(Brano scelto)
--- --- ---
Nel processo di elaborazione della carta dei comportamenti condivisi, se alcuni spunti per identificare aree di attenzione, come abbiamo accennato, potrebbero essere attinti dai documenti di indirizzo di cui l’organizzazione dispone dalla dichiarazione di missione, altre indicazioni potranno venire ricavate riconsiderando segnali di criticità, rischi e difficoltà affrontate, situazioni che si sono presentate come impreviste e problematiche.

Quanto?
Quante energie, quanto tempo, quante risorse sono necessarie per intraprendere la costruzione della carta? Dipende. Certo, al crescere dell’intensità del confronto ricercato cresce il lavoro necessario, maggiore è il coinvolgimento e l’interlocuzione, maggiore la ricerca e l’esame di come l’organizzazione si è strutturata e risponde all’ambiente, maggiori sarà il lavoro richiesto.

6 comments on “Per una carta dei comportamenti condivisi

  1. mainograz
    13 March 2011

    Ciao Riccardo, ciao Rossella,
    questi sono i commenti che mi danno gusto.
    Inaspettati, non mi lasciano in pace, mi distraggono da quello che avevo in mente di fare, tornano a farmi pensare.
    Grazie!

    Provo a dire qualcosa.

    Interessante lo sgomento.
    Potrebbe essere il sentimento che coglie molti alla proposta o alla vista di una carta dei comportamenti.
    Eppure, in assenza di accordi espliciti non è detto che sia facile collaborare.
    Ora, in alcune situazioni si avverte un sentire comune.
--- --- ---
(Consegne)
- a) Riproduci senza alcuna modifica il brano sulla carta dei comportamenti condivisi, tutto da "Nel processo di" fino a "il lavoro richiesto.".
- b) Trascrivi tali e quali le voci riportate più sotto, tutto dal loro inizio fino alla riga che contiene "figure: INPUT OUTPUT", compresa.

(Righe)
--- --- ---
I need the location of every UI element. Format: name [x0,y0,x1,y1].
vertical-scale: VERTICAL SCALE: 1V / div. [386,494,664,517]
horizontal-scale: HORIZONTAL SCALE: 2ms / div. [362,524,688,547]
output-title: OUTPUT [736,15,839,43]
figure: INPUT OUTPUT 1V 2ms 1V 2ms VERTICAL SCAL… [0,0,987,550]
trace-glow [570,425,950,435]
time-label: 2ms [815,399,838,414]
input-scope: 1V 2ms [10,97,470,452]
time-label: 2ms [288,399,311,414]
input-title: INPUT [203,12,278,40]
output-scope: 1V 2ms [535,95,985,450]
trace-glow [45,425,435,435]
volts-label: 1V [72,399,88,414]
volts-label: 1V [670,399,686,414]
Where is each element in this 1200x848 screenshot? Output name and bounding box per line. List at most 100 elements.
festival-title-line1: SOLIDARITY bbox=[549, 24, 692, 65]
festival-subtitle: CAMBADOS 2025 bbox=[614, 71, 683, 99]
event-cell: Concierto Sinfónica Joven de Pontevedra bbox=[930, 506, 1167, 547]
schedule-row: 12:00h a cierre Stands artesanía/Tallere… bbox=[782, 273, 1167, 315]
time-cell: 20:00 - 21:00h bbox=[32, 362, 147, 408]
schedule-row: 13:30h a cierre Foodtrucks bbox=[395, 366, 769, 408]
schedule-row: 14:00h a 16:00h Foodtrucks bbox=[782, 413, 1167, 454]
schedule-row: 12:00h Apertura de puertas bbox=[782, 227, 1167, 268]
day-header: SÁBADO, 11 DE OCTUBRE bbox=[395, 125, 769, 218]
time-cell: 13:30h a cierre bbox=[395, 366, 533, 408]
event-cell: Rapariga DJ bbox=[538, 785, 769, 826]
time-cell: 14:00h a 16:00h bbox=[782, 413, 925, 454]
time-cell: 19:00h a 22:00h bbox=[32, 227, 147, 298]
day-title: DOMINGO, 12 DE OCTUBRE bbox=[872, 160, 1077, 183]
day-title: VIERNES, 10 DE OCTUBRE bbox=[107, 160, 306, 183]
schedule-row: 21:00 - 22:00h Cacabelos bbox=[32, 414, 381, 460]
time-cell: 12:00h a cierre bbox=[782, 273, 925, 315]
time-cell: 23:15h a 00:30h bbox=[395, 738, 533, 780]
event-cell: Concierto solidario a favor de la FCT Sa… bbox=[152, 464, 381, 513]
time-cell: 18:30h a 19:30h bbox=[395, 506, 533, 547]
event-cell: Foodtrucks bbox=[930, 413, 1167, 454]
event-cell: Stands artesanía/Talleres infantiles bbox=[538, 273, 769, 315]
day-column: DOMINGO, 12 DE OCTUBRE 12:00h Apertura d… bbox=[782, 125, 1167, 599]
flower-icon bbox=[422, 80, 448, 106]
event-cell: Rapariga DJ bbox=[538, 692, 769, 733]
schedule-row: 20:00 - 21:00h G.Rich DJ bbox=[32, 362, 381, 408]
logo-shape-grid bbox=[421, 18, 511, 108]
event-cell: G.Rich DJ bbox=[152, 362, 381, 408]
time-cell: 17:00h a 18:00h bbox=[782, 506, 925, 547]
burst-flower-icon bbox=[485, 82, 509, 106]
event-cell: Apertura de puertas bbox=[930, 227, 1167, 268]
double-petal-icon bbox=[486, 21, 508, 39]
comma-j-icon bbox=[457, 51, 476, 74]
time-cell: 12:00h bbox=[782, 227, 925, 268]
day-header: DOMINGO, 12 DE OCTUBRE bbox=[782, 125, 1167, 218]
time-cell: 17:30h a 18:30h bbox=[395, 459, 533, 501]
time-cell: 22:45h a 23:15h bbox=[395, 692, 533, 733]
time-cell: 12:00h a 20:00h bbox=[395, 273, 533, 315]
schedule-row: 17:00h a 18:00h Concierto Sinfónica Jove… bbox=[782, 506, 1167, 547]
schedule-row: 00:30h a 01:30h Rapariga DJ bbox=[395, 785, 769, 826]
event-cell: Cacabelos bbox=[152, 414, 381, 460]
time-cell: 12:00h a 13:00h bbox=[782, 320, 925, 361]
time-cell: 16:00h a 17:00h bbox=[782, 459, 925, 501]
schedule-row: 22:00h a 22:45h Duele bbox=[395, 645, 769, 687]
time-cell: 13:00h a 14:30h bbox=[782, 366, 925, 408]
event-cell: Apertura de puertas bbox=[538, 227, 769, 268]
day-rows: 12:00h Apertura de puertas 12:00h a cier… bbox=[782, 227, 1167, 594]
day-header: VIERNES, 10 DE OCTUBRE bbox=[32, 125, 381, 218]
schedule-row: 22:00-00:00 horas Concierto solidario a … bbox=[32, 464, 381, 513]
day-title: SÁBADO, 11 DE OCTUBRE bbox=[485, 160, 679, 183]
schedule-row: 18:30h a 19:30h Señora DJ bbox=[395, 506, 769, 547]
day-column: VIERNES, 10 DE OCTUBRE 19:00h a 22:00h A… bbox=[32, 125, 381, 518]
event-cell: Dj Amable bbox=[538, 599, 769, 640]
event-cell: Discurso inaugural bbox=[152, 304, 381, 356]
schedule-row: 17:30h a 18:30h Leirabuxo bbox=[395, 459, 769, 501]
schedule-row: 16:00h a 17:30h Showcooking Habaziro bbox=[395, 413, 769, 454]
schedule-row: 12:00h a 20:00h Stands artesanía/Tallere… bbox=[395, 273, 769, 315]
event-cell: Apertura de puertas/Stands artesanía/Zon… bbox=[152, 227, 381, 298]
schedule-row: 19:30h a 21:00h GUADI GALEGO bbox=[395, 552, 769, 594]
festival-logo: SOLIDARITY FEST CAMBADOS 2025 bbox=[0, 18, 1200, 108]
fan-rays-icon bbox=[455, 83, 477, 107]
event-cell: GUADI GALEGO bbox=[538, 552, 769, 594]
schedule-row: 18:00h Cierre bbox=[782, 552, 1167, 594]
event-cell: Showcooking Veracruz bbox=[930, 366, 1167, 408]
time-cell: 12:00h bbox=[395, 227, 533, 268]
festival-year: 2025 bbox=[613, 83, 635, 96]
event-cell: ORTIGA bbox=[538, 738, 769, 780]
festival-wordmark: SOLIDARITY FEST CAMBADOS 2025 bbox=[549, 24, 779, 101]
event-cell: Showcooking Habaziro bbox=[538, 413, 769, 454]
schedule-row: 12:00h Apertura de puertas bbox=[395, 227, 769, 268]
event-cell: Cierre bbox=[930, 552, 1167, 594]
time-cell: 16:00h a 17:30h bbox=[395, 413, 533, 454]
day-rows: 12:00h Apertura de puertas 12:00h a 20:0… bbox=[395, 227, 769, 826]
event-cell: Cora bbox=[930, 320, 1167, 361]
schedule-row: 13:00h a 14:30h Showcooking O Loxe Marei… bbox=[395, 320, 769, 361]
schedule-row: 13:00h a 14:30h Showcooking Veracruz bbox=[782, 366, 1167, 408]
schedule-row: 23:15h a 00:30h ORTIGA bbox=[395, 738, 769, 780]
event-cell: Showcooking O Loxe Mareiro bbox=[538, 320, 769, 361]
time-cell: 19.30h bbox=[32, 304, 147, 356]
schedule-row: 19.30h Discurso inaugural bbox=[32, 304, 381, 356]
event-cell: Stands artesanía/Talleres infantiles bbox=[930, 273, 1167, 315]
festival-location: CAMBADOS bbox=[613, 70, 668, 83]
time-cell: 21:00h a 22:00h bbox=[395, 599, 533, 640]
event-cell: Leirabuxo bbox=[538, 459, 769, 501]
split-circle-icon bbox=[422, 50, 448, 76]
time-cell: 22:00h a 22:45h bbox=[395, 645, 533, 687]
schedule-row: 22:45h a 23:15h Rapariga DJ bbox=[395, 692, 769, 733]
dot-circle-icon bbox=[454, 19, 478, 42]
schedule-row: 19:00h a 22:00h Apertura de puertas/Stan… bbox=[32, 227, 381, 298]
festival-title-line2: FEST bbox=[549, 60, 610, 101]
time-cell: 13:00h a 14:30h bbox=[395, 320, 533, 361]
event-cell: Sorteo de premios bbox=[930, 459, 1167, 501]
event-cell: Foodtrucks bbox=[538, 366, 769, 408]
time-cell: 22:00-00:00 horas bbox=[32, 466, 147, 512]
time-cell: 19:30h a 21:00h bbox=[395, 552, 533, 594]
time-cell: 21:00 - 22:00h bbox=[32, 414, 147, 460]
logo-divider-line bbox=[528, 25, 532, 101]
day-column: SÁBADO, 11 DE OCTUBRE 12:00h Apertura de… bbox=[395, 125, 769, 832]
--- --- ---
(Soluzioni per consegna)
- a)
Nel processo di elaborazione della carta dei comportamenti condivisi, se alcuni spunti per identificare aree di attenzione, come abbiamo accennato, potrebbero essere attinti dai documenti di indirizzo di cui l’organizzazione dispone dalla dichiarazione di missione, altre indicazioni potranno venire ricavate riconsiderando segnali di criticità, rischi e difficoltà affrontate, situazioni che si sono presentate come impreviste e problematiche.

Quanto?
Quante energie, quanto tempo, quante risorse sono necessarie per intraprendere la costruzione della carta? Dipende. Certo, al crescere dell’intensità del confronto ricercato cresce il lavoro necessario, maggiore è il coinvolgimento e l’interlocuzione, maggiore la ricerca e l’esame di come l’organizzazione si è strutturata e risponde all’ambiente, maggiori sarà il lavoro richiesto.

- b)
I need the location of every UI element. Format: name [x0,y0,x1,y1].
vertical-scale: VERTICAL SCALE: 1V / div. [386,494,664,517]
horizontal-scale: HORIZONTAL SCALE: 2ms / div. [362,524,688,547]
output-title: OUTPUT [736,15,839,43]
figure: INPUT OUTPUT 1V 2ms 1V 2ms VERTICAL SCAL… [0,0,987,550]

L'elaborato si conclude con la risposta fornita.